# [MATERIAL FOR THE TASK]
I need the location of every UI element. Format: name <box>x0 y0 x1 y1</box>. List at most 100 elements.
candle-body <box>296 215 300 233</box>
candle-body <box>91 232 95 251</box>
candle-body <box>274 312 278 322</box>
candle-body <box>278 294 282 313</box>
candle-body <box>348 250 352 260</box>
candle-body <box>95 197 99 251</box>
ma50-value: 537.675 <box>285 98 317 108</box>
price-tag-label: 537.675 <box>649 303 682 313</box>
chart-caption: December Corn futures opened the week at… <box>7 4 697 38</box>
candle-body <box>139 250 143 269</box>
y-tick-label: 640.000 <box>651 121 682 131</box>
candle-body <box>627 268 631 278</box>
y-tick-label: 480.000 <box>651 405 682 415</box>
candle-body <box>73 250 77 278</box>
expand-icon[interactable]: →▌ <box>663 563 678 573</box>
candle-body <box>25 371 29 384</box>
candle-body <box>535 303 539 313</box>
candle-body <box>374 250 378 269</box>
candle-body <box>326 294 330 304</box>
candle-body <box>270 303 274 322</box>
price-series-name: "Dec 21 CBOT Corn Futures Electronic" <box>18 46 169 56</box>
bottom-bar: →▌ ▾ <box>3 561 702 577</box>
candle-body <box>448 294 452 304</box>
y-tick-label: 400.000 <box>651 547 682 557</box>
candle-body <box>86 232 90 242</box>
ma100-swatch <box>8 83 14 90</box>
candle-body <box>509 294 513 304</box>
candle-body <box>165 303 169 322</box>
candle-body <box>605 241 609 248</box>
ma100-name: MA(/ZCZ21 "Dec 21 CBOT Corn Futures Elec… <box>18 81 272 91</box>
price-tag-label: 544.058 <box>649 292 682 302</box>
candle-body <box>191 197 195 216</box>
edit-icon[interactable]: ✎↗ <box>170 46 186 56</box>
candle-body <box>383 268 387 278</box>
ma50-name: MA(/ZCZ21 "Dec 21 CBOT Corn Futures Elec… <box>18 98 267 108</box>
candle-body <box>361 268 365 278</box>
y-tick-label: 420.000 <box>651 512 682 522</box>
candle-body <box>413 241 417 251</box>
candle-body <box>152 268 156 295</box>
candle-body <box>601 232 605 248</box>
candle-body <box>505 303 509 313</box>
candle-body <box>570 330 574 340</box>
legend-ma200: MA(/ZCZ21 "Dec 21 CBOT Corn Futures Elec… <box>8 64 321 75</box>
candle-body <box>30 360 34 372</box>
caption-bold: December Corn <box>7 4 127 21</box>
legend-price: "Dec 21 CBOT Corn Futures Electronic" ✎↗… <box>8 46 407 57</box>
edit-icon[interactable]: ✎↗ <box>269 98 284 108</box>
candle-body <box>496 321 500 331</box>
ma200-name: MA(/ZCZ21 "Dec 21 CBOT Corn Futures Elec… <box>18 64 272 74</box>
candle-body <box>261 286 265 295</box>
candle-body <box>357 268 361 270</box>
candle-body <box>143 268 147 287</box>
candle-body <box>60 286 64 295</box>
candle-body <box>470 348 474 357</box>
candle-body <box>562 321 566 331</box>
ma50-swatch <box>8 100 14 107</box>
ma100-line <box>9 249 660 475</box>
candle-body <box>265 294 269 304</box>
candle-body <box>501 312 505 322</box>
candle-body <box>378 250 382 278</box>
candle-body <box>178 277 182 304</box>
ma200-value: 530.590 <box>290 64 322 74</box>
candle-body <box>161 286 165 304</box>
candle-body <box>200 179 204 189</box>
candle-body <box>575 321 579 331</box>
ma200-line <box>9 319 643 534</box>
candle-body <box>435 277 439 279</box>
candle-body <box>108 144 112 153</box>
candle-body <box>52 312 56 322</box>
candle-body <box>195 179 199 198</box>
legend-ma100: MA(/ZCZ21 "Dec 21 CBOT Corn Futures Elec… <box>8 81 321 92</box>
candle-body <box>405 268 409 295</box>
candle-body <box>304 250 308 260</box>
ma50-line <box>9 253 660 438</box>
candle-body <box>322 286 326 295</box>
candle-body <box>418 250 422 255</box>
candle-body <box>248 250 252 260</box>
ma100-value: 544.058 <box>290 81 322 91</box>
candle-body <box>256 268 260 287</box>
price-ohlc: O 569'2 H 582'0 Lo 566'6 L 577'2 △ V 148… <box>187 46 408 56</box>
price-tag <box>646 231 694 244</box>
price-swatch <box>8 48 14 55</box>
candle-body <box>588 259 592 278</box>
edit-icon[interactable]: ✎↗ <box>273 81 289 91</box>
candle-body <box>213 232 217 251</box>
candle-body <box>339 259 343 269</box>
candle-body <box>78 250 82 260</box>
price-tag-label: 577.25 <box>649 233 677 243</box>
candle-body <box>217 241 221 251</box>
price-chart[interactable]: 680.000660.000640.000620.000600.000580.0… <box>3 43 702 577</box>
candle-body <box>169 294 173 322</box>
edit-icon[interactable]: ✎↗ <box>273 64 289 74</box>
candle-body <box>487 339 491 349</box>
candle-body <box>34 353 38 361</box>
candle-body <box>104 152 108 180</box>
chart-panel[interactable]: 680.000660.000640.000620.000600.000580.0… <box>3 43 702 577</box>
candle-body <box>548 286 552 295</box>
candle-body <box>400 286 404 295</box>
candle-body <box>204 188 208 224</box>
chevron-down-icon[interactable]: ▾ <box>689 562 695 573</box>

# [PROBLEM STATEMENT]
Return all of the items above verbatim, in the same order and with the same line breaks.

# [FINISHED ANSWER]
I need the location of every UI element. Format: name <box>x0 y0 x1 y1</box>. List at most 100 elements.
candle-body <box>296 215 300 233</box>
candle-body <box>91 232 95 251</box>
candle-body <box>274 312 278 322</box>
candle-body <box>278 294 282 313</box>
candle-body <box>348 250 352 260</box>
candle-body <box>95 197 99 251</box>
ma50-value: 537.675 <box>285 98 317 108</box>
price-tag-label: 537.675 <box>649 303 682 313</box>
chart-caption: December Corn futures opened the week at… <box>7 4 697 38</box>
candle-body <box>139 250 143 269</box>
y-tick-label: 640.000 <box>651 121 682 131</box>
candle-body <box>627 268 631 278</box>
y-tick-label: 480.000 <box>651 405 682 415</box>
candle-body <box>73 250 77 278</box>
expand-icon[interactable]: →▌ <box>663 563 678 573</box>
candle-body <box>25 371 29 384</box>
candle-body <box>535 303 539 313</box>
candle-body <box>374 250 378 269</box>
candle-body <box>326 294 330 304</box>
candle-body <box>270 303 274 322</box>
price-series-name: "Dec 21 CBOT Corn Futures Electronic" <box>18 46 169 56</box>
bottom-bar: →▌ ▾ <box>3 561 702 577</box>
candle-body <box>448 294 452 304</box>
y-tick-label: 400.000 <box>651 547 682 557</box>
candle-body <box>86 232 90 242</box>
ma100-swatch <box>8 83 14 90</box>
candle-body <box>509 294 513 304</box>
candle-body <box>165 303 169 322</box>
candle-body <box>605 241 609 248</box>
ma100-name: MA(/ZCZ21 "Dec 21 CBOT Corn Futures Elec… <box>18 81 272 91</box>
price-tag-label: 544.058 <box>649 292 682 302</box>
candle-body <box>191 197 195 216</box>
edit-icon[interactable]: ✎↗ <box>170 46 186 56</box>
candle-body <box>383 268 387 278</box>
ma50-name: MA(/ZCZ21 "Dec 21 CBOT Corn Futures Elec… <box>18 98 267 108</box>
candle-body <box>361 268 365 278</box>
y-tick-label: 420.000 <box>651 512 682 522</box>
candle-body <box>413 241 417 251</box>
candle-body <box>152 268 156 295</box>
candle-body <box>601 232 605 248</box>
candle-body <box>505 303 509 313</box>
candle-body <box>570 330 574 340</box>
legend-ma200: MA(/ZCZ21 "Dec 21 CBOT Corn Futures Elec… <box>8 64 321 75</box>
candle-body <box>30 360 34 372</box>
caption-bold: December Corn <box>7 4 127 21</box>
legend-price: "Dec 21 CBOT Corn Futures Electronic" ✎↗… <box>8 46 407 57</box>
edit-icon[interactable]: ✎↗ <box>269 98 284 108</box>
candle-body <box>496 321 500 331</box>
ma200-name: MA(/ZCZ21 "Dec 21 CBOT Corn Futures Elec… <box>18 64 272 74</box>
candle-body <box>261 286 265 295</box>
candle-body <box>357 268 361 270</box>
candle-body <box>143 268 147 287</box>
candle-body <box>60 286 64 295</box>
candle-body <box>470 348 474 357</box>
candle-body <box>562 321 566 331</box>
ma50-swatch <box>8 100 14 107</box>
ma100-line <box>9 249 660 475</box>
candle-body <box>265 294 269 304</box>
candle-body <box>501 312 505 322</box>
candle-body <box>378 250 382 278</box>
candle-body <box>178 277 182 304</box>
ma200-value: 530.590 <box>290 64 322 74</box>
candle-body <box>161 286 165 304</box>
candle-body <box>200 179 204 189</box>
candle-body <box>575 321 579 331</box>
ma200-line <box>9 319 643 534</box>
candle-body <box>435 277 439 279</box>
candle-body <box>108 144 112 153</box>
candle-body <box>52 312 56 322</box>
candle-body <box>195 179 199 198</box>
legend-ma100: MA(/ZCZ21 "Dec 21 CBOT Corn Futures Elec… <box>8 81 321 92</box>
candle-body <box>405 268 409 295</box>
candle-body <box>304 250 308 260</box>
ma50-line <box>9 253 660 438</box>
candle-body <box>322 286 326 295</box>
candle-body <box>418 250 422 255</box>
candle-body <box>248 250 252 260</box>
ma100-value: 544.058 <box>290 81 322 91</box>
candle-body <box>256 268 260 287</box>
price-ohlc: O 569'2 H 582'0 Lo 566'6 L 577'2 △ V 148… <box>187 46 408 56</box>
price-tag <box>646 231 694 244</box>
price-swatch <box>8 48 14 55</box>
candle-body <box>588 259 592 278</box>
edit-icon[interactable]: ✎↗ <box>273 81 289 91</box>
candle-body <box>213 232 217 251</box>
candle-body <box>339 259 343 269</box>
candle-body <box>78 250 82 260</box>
price-tag-label: 577.25 <box>649 233 677 243</box>
candle-body <box>217 241 221 251</box>
price-chart[interactable]: 680.000660.000640.000620.000600.000580.0… <box>3 43 702 577</box>
candle-body <box>169 294 173 322</box>
edit-icon[interactable]: ✎↗ <box>273 64 289 74</box>
candle-body <box>487 339 491 349</box>
candle-body <box>34 353 38 361</box>
candle-body <box>104 152 108 180</box>
chart-panel[interactable]: 680.000660.000640.000620.000600.000580.0… <box>3 43 702 577</box>
candle-body <box>548 286 552 295</box>
candle-body <box>400 286 404 295</box>
candle-body <box>204 188 208 224</box>
chevron-down-icon[interactable]: ▾ <box>689 562 695 573</box>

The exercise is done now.